§ GIVEN REQUEST
Find how many lines of the listing include the string "Месяц", and report only that figure.

□ □ □ □ □ □ □

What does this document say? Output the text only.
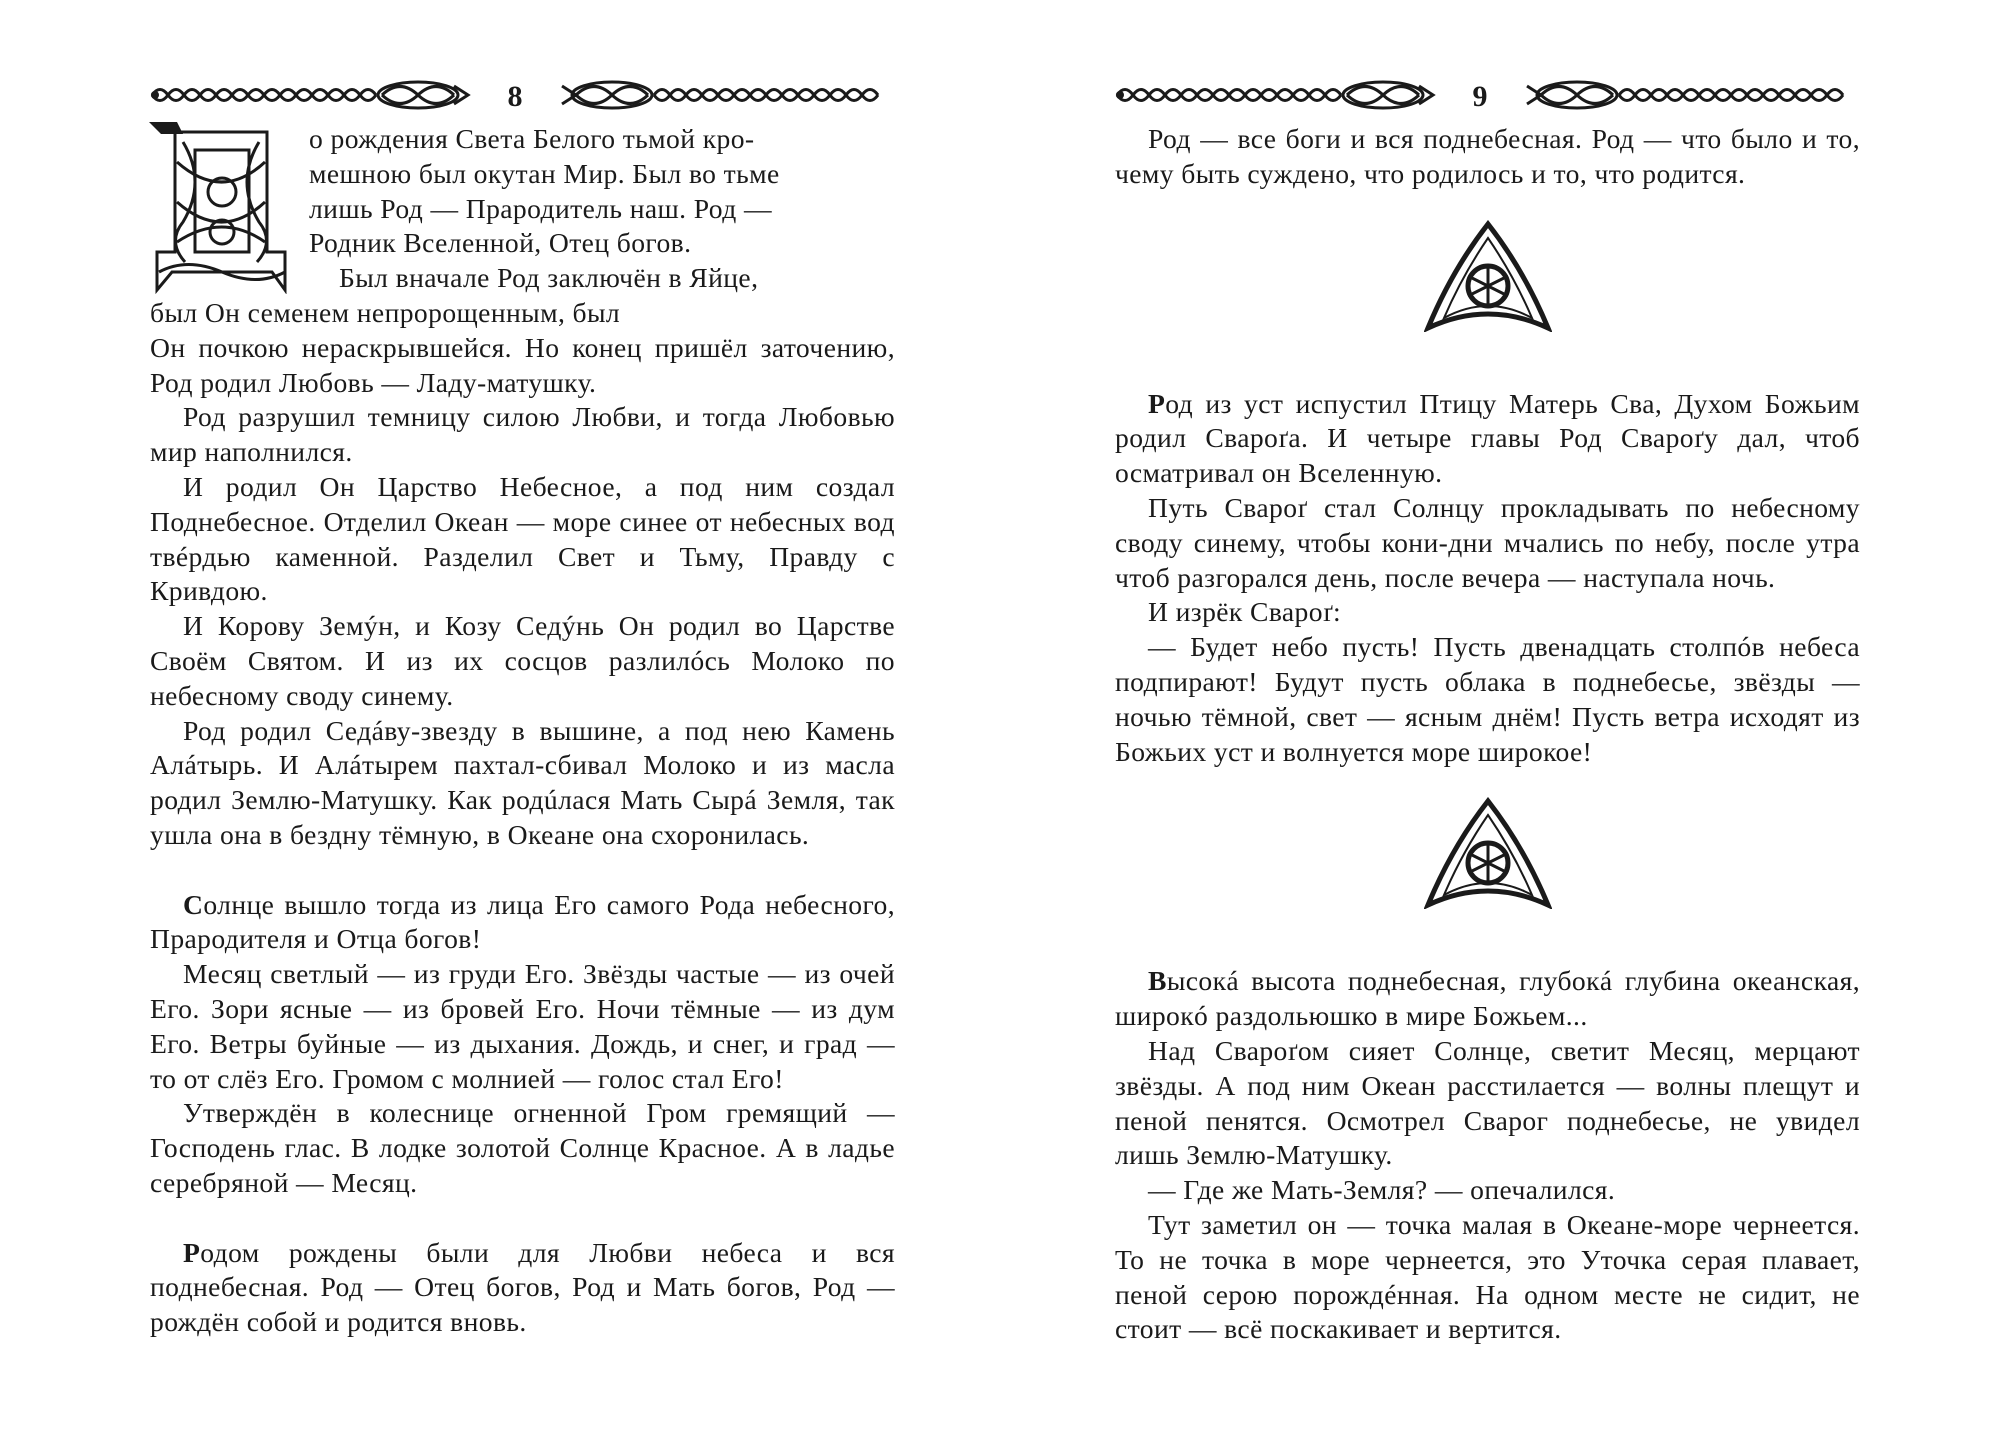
8

о рождения Света Белого тьмой кро-

мешною был окутан Мир. Был во тьме

лишь Род — Прародитель наш. Род —

Родник Вселенной, Отец богов.

Был вначале Род заключён в Яйце,

был Он семенем непророщенным, был

Он почкою нераскрывшейся. Но конец пришёл заточению, Род родил Любовь — Ладу-матушку.

Род разрушил темницу силою Любви, и тогда Любовью мир наполнился.

И родил Он Царство Небесное, а под ним создал Поднебесное. Отделил Океан — море синее от небесных вод твéрдью каменной. Разделил Свет и Тьму, Правду с Кривдою.

И Корову Земýн, и Козу Седýнь Он родил во Царстве Своём Святом. И из их сосцов разлилóсь Молоко по небесному своду синему.

Род родил Седáву-звезду в вышине, а под нею Камень Алáтырь. И Алáтырем пахтал-сбивал Молоко и из масла родил Землю-Матушку. Как родúлася Мать Сырá Земля, так ушла она в бездну тёмную, в Океане она схоронилась.

Солнце вышло тогда из лица Его самого Рода небесного, Прародителя и Отца богов!

Месяц светлый — из груди Его. Звёзды частые — из очей Его. Зори ясные — из бровей Его. Ночи тёмные — из дум Его. Ветры буйные — из дыхания. Дождь, и снег, и град — то от слёз Его. Громом с молнией — голос стал Его!

Утверждён в колеснице огненной Гром гремящий — Господень глас. В лодке золотой Солнце Красное. А в ладье серебряной — Месяц.

Родом рождены были для Любви небеса и вся поднебесная. Род — Отец богов, Род и Мать богов, Род — рождён собой и родится вновь.

9

Род — все боги и вся поднебесная. Род — что было и то, чему быть суждено, что родилось и то, что родится.

Род из уст испустил Птицу Матерь Сва, Духом Божьим родил Свароґа. И четыре главы Род Свароґу дал, чтоб осматривал он Вселенную.

Путь Свароґ стал Солнцу прокладывать по небесному своду синему, чтобы кони-дни мчались по небу, после утра чтоб разгорался день, после вечера — наступала ночь.

И изрёк Свароґ:

— Будет небо пусть! Пусть двенадцать столпóв небеса подпирают! Будут пусть облака в поднебесье, звёзды — ночью тёмной, свет — ясным днём! Пусть ветра исходят из Божьих уст и волнуется море широкое!

Высокá высота поднебесная, глубокá глубина океанская, широкó раздольюшко в мире Божьем...

Над Свароґом сияет Солнце, светит Месяц, мерцают звёзды. А под ним Океан расстилается — волны плещут и пеной пенятся. Осмотрел Сварог поднебесье, не увидел лишь Землю-Матушку.

— Где же Мать-Земля? — опечалился.

Тут заметил он — точка малая в Океане-море чернеется. То не точка в море чернеется, это Уточка серая плавает, пеной серою порождéнная. На одном месте не сидит, не стоит — всё поскакивает и вертится.
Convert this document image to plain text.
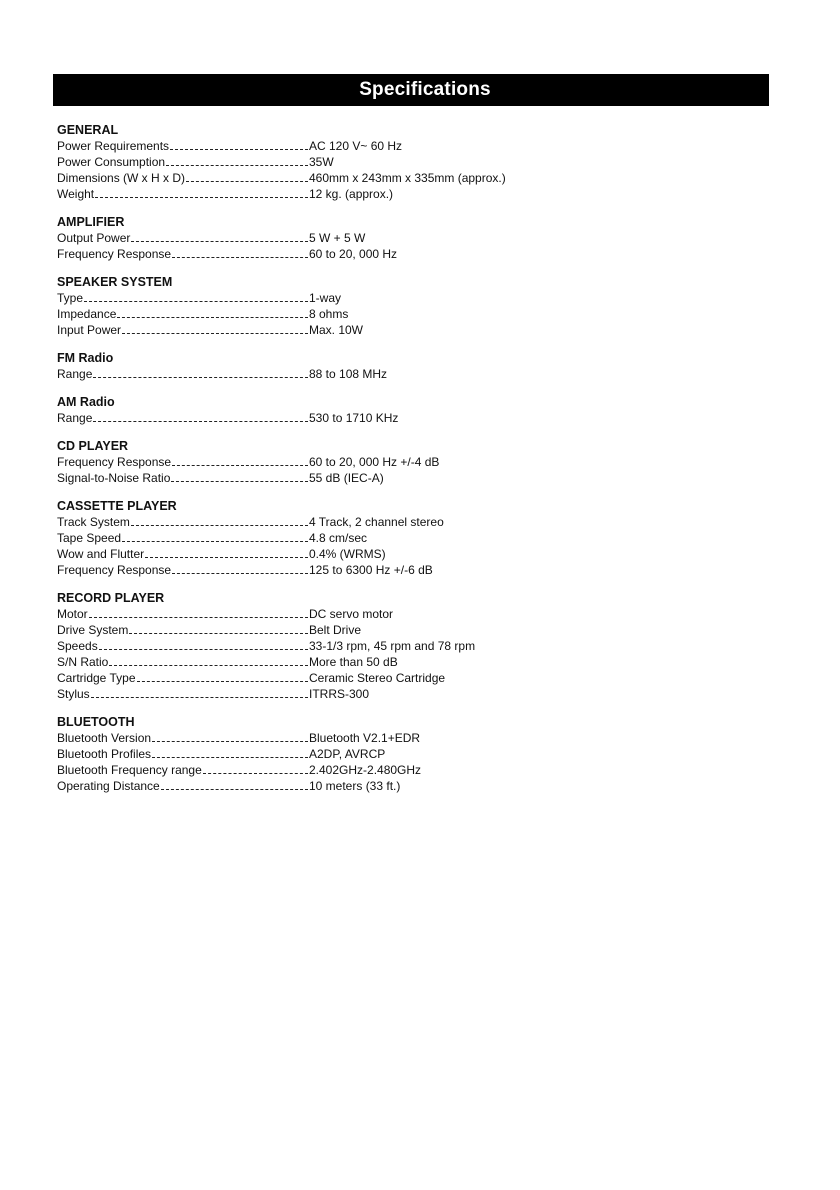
Specifications
GENERAL
Power Requirements	AC 120 V~ 60 Hz
Power Consumption	35W
Dimensions (W x H x D)	460mm x 243mm x 335mm (approx.)
Weight	12 kg. (approx.)
AMPLIFIER
Output Power	5 W + 5 W
Frequency Response	60 to 20, 000 Hz
SPEAKER SYSTEM
Type	1-way
Impedance	8 ohms
Input Power	Max. 10W
FM Radio
Range	88 to 108 MHz
AM Radio
Range	530 to 1710 KHz
CD PLAYER
Frequency Response	60 to 20, 000 Hz +/-4 dB
Signal-to-Noise Ratio	55 dB (IEC-A)
CASSETTE PLAYER
Track System	4 Track, 2 channel stereo
Tape Speed	4.8 cm/sec
Wow and Flutter	0.4% (WRMS)
Frequency Response	125 to 6300 Hz +/-6 dB
RECORD PLAYER
Motor	DC servo motor
Drive System	Belt Drive
Speeds	33-1/3 rpm, 45 rpm and 78 rpm
S/N Ratio	More than 50 dB
Cartridge Type	Ceramic Stereo Cartridge
Stylus	ITRRS-300
BLUETOOTH
Bluetooth Version	Bluetooth V2.1+EDR
Bluetooth Profiles	A2DP, AVRCP
Bluetooth Frequency range	2.402GHz-2.480GHz
Operating Distance	10 meters (33 ft.)
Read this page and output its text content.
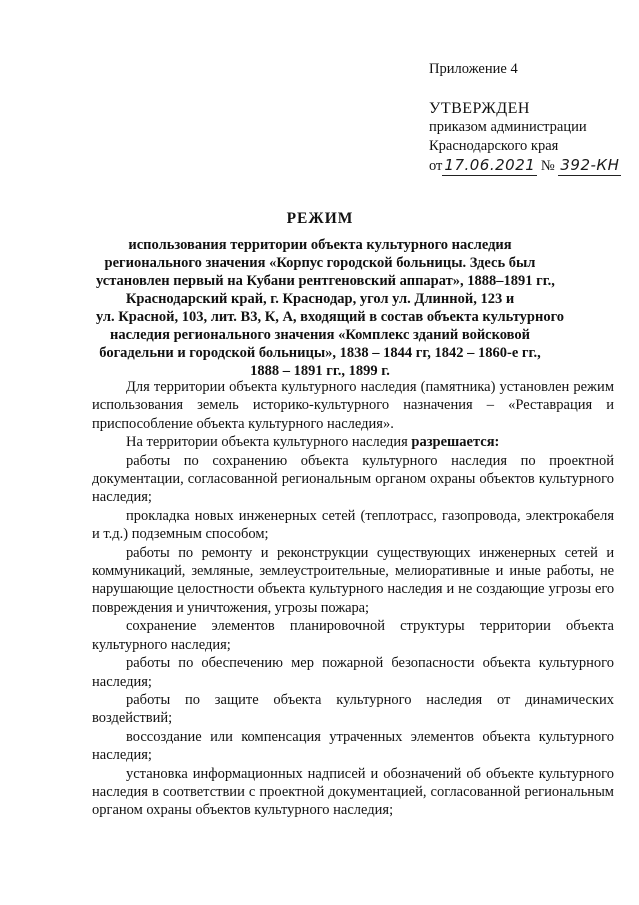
Приложение 4
УТВЕРЖДЕН
приказом администрации
Краснодарского края
от 17.06.2021 № 392-КН
РЕЖИМ
использования территории объекта культурного наследия
регионального значения «Корпус городской больницы. Здесь был
установлен первый на Кубани рентгеновский аппарат», 1888–1891 гг.,
Краснодарский край, г. Краснодар, угол ул. Длинной, 123 и
ул. Красной, 103, лит. В3, К, А, входящий в состав объекта культурного
наследия регионального значения «Комплекс зданий войсковой
богадельни и городской больницы», 1838 – 1844 гг, 1842 – 1860-е гг.,
1888 – 1891 гг., 1899 г.

Для территории объекта культурного наследия (памятника) установлен режим использования земель историко-культурного назначения – «Реставрация и приспособление объекта культурного наследия».

На территории объекта культурного наследия разрешается:

работы по сохранению объекта культурного наследия по проектной документации, согласованной региональным органом охраны объектов культурного наследия;

прокладка новых инженерных сетей (теплотрасс, газопровода, электрокабеля и т.д.) подземным способом;

работы по ремонту и реконструкции существующих инженерных сетей и коммуникаций, земляные, землеустроительные, мелиоративные и иные работы, не нарушающие целостности объекта культурного наследия и не создающие угрозы его повреждения и уничтожения, угрозы пожара;

сохранение элементов планировочной структуры территории объекта культурного наследия;

работы по обеспечению мер пожарной безопасности объекта культурного наследия;

работы по защите объекта культурного наследия от динамических воздействий;

воссоздание или компенсация утраченных элементов объекта культурного наследия;

установка информационных надписей и обозначений об объекте культурного наследия в соответствии с проектной документацией, согласованной региональным органом охраны объектов культурного наследия;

□ □ □ □ □ □ □

§ EXERCISE RESULT
3